## INSTRUCTIONS TO FOLLOW
Scan the records for the string "Capsule"; copy each line where it occurs.

Data entries:
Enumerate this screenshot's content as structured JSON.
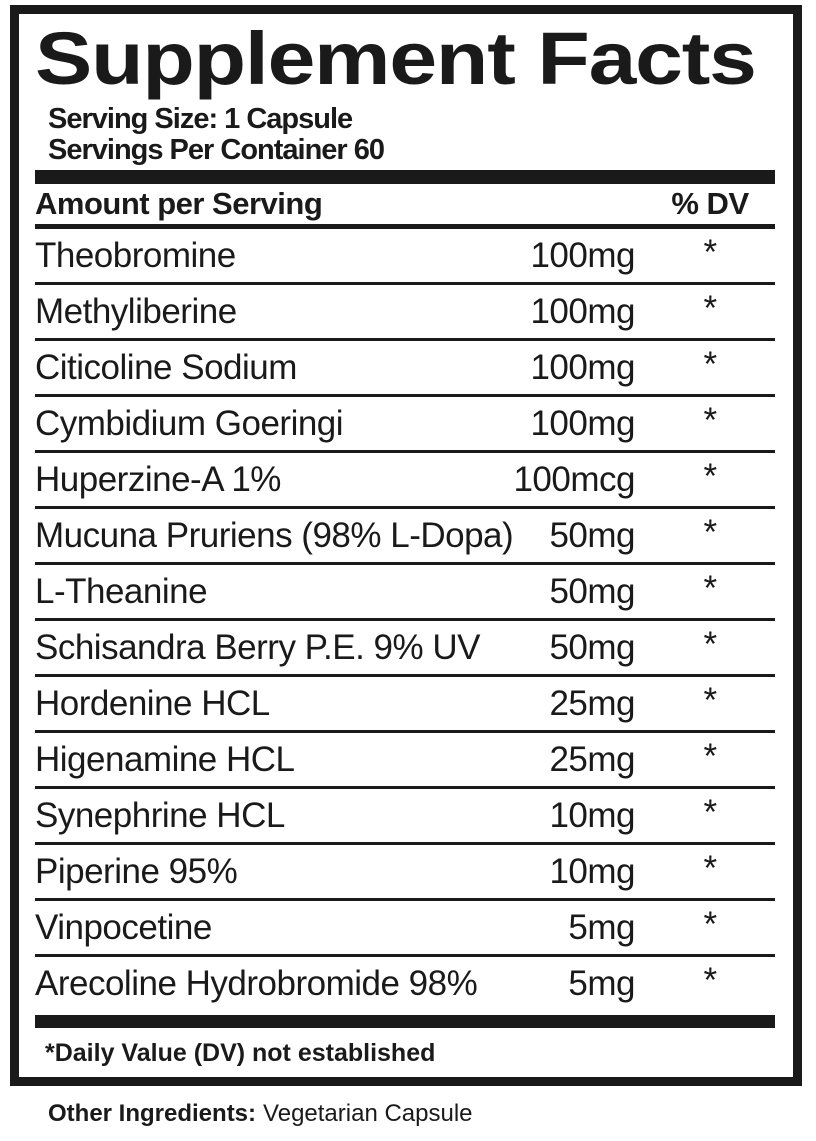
{
  "title": "Supplement Facts",
  "serving": {
    "size": "Serving Size: 1 Capsule",
    "per_container": "Servings Per Container 60"
  },
  "table": {
    "header": {
      "amount_label": "Amount per Serving",
      "dv_label": "% DV"
    },
    "rows": [
      {
        "name": "Theobromine",
        "amount": "100mg",
        "dv": "*"
      },
      {
        "name": "Methyliberine",
        "amount": "100mg",
        "dv": "*"
      },
      {
        "name": "Citicoline Sodium",
        "amount": "100mg",
        "dv": "*"
      },
      {
        "name": "Cymbidium Goeringi",
        "amount": "100mg",
        "dv": "*"
      },
      {
        "name": "Huperzine-A 1%",
        "amount": "100mcg",
        "dv": "*"
      },
      {
        "name": "Mucuna Pruriens (98% L-Dopa)",
        "amount": "50mg",
        "dv": "*"
      },
      {
        "name": "L-Theanine",
        "amount": "50mg",
        "dv": "*"
      },
      {
        "name": "Schisandra Berry P.E. 9% UV",
        "amount": "50mg",
        "dv": "*"
      },
      {
        "name": "Hordenine HCL",
        "amount": "25mg",
        "dv": "*"
      },
      {
        "name": "Higenamine HCL",
        "amount": "25mg",
        "dv": "*"
      },
      {
        "name": "Synephrine HCL",
        "amount": "10mg",
        "dv": "*"
      },
      {
        "name": "Piperine 95%",
        "amount": "10mg",
        "dv": "*"
      },
      {
        "name": "Vinpocetine",
        "amount": "5mg",
        "dv": "*"
      },
      {
        "name": "Arecoline Hydrobromide 98%",
        "amount": "5mg",
        "dv": "*"
      }
    ]
  },
  "footnote": "*Daily Value (DV) not established",
  "other_ingredients": {
    "label": "Other Ingredients:",
    "value": "Vegetarian Capsule"
  },
  "colors": {
    "ink": "#1a1a1a",
    "background": "#ffffff"
  }
}
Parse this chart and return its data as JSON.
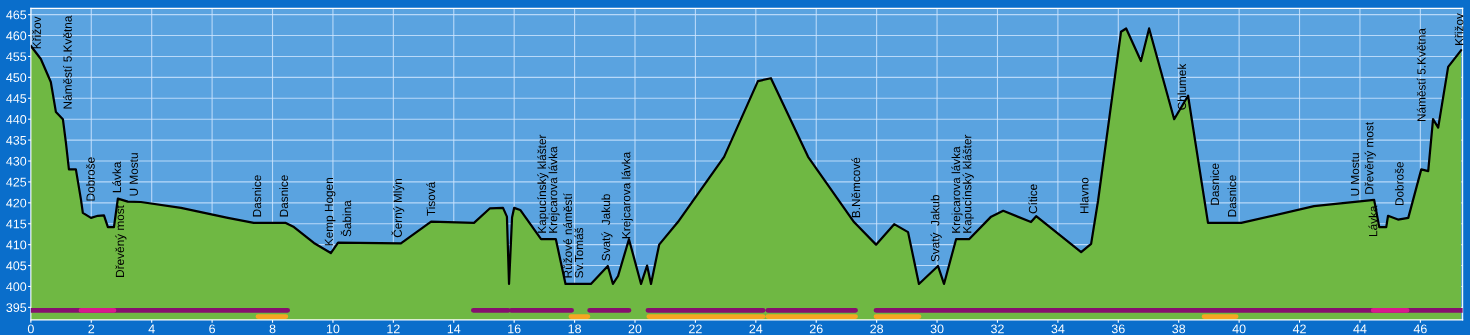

## CORRECT OUTPUT
    "size": "Serving Size: 1 Capsule",
    "value": "Vegetarian Capsule"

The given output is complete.